Aim:
Without further comment, state how many lines in the listing below contain the word "convencionales".

Exercise material:
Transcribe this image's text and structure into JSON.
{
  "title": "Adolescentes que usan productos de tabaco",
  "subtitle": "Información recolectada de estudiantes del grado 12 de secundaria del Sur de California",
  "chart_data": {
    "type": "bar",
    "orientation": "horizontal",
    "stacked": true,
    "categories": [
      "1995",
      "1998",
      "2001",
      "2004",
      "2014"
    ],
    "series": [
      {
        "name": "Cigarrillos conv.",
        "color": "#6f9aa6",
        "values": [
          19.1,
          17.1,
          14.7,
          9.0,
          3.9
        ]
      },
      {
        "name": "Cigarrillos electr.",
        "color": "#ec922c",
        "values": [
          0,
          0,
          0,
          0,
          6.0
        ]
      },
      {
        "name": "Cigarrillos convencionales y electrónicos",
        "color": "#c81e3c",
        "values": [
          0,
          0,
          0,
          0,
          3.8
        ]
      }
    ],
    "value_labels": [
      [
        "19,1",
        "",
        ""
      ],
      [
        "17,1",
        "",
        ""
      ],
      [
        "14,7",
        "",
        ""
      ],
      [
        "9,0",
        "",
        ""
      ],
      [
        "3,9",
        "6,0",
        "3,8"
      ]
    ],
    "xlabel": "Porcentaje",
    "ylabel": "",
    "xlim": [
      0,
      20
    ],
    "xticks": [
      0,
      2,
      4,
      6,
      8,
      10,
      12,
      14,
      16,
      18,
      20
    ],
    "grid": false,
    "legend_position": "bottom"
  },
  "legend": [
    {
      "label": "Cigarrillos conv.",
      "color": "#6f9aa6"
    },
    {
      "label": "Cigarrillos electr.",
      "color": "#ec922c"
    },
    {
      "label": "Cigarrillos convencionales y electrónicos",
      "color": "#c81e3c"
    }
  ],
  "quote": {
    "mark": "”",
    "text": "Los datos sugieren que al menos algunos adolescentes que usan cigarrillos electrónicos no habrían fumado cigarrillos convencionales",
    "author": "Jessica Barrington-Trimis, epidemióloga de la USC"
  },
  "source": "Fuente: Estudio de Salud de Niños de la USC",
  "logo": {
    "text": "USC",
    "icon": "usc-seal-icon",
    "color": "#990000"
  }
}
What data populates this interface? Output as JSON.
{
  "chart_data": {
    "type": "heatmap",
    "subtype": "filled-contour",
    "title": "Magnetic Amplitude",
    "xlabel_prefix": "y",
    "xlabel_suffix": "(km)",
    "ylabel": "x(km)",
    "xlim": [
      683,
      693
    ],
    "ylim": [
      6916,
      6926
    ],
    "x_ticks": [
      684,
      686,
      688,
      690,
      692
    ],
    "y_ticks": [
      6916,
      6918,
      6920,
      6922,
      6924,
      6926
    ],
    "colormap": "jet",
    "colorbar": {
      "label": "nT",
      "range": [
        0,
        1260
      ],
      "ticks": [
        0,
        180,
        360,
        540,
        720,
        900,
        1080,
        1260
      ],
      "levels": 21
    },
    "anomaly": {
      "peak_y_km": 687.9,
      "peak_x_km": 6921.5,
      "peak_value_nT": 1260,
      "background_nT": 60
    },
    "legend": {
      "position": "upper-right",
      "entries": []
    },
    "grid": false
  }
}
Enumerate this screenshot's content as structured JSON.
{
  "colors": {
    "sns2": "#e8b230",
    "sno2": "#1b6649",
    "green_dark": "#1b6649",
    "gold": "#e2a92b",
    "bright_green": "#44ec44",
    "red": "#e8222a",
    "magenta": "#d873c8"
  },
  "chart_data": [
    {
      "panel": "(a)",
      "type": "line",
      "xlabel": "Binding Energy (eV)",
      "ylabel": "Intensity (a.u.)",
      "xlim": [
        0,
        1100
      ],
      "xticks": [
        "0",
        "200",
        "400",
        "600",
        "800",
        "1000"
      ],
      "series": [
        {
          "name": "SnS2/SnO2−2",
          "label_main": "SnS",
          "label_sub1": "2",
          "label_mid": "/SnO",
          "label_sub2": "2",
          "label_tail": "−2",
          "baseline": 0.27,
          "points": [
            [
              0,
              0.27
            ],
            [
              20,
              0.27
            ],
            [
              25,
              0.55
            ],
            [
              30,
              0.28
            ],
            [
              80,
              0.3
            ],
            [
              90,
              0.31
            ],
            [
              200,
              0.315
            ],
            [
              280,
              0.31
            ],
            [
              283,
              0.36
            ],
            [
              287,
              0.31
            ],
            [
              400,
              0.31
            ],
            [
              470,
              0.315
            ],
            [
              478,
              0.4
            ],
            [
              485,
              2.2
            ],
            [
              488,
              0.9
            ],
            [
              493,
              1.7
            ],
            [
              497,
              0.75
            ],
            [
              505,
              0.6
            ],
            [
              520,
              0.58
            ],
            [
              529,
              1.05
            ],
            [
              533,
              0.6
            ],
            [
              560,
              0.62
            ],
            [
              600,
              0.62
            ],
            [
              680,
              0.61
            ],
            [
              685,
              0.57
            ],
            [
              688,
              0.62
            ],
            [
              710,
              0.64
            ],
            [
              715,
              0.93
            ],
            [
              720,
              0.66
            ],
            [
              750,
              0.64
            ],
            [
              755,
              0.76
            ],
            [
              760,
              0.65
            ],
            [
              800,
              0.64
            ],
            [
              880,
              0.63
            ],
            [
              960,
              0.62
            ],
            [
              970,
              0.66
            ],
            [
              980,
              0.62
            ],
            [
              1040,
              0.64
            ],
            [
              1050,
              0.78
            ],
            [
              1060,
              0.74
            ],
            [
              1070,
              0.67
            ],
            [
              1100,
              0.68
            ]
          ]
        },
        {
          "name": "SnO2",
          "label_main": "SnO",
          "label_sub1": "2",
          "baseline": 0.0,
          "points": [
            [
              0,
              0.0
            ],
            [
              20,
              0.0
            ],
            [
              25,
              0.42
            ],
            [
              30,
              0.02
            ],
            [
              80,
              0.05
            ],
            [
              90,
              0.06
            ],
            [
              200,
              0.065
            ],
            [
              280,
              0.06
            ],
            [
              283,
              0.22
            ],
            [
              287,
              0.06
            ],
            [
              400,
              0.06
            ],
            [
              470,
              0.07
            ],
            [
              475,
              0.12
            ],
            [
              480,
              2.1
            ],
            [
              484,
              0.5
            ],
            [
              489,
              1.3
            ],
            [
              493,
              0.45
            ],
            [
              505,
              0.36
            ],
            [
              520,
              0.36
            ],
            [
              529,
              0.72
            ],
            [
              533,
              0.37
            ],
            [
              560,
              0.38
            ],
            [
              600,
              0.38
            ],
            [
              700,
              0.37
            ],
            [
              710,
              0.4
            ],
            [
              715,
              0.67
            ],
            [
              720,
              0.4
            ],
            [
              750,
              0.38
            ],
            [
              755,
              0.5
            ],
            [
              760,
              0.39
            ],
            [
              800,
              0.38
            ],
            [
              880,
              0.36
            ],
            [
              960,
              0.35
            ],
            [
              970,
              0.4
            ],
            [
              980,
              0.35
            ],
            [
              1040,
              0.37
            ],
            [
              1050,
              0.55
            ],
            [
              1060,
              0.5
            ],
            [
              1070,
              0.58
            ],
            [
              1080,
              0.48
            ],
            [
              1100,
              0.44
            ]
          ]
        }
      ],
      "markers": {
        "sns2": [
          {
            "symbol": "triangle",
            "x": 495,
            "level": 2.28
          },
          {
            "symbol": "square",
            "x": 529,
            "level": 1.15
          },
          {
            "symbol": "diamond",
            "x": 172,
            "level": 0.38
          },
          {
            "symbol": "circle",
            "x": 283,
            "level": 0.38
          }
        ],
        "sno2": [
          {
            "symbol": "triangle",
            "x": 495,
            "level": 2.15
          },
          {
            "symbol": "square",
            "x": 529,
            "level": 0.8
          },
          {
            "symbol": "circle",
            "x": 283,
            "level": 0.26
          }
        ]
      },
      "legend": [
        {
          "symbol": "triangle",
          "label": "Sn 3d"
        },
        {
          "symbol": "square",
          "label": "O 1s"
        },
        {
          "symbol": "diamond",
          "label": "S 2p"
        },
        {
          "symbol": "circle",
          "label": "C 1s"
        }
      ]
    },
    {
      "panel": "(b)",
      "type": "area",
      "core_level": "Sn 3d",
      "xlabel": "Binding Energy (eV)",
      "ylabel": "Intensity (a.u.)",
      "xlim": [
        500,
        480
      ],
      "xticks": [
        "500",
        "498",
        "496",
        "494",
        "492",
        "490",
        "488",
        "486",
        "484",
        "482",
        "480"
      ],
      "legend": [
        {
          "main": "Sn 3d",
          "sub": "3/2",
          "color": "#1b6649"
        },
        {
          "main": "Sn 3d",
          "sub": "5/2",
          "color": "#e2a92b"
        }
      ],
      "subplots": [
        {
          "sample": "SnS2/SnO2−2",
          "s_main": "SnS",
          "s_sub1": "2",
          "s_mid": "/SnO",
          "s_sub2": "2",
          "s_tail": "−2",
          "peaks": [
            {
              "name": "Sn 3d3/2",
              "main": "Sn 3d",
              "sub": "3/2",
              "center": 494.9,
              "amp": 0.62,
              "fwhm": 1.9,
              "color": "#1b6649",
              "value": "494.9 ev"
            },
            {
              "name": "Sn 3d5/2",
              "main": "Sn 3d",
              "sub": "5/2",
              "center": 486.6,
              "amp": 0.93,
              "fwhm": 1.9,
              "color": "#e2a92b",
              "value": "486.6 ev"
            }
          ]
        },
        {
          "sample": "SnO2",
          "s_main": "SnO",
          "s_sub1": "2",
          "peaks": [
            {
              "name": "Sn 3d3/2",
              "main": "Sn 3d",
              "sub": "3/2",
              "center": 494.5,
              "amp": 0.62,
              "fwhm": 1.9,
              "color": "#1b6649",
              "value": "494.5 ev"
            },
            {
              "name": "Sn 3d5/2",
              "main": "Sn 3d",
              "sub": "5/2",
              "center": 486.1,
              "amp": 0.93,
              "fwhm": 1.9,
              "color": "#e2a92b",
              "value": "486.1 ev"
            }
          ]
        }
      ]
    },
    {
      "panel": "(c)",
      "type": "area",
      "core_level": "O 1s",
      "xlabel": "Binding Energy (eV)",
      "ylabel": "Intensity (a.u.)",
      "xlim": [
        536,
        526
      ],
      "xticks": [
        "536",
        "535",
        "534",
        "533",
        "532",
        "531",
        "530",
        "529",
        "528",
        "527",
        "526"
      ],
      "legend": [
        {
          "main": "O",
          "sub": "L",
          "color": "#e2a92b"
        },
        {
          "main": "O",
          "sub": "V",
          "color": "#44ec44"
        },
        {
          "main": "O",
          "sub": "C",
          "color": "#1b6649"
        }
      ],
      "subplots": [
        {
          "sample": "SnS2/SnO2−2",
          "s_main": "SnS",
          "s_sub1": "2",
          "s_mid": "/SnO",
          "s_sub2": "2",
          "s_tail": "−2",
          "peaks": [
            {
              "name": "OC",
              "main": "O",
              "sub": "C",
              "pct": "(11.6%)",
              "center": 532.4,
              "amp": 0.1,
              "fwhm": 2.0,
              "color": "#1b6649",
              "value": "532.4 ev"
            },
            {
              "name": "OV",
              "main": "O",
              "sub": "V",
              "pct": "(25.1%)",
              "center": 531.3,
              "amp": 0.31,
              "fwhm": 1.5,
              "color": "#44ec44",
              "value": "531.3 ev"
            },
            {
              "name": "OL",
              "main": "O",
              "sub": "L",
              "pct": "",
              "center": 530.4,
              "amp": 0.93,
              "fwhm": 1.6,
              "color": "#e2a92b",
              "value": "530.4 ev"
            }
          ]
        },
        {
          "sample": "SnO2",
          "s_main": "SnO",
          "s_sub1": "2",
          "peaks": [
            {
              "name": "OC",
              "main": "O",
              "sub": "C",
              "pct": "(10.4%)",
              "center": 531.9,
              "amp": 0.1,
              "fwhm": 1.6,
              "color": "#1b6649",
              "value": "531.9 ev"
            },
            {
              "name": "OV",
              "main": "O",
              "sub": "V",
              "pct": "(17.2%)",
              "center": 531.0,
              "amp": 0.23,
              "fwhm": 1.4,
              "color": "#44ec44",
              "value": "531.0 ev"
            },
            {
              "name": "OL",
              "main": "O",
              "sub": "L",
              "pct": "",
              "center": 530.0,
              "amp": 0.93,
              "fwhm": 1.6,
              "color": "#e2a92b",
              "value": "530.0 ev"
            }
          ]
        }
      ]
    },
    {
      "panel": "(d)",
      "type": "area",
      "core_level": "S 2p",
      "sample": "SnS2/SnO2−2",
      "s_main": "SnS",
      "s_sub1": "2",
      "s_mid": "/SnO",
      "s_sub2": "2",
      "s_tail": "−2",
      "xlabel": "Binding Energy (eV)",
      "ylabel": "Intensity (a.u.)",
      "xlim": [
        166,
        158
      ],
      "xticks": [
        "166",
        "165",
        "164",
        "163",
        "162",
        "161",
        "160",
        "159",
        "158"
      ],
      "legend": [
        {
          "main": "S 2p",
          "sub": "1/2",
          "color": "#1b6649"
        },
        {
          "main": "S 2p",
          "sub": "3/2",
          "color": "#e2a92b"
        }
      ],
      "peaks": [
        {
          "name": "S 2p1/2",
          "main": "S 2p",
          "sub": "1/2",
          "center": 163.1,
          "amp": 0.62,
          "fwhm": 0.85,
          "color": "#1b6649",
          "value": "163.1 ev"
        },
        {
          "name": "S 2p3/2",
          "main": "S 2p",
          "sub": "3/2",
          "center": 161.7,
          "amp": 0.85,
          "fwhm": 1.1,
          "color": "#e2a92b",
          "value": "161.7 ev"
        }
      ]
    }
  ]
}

Exercise result:
3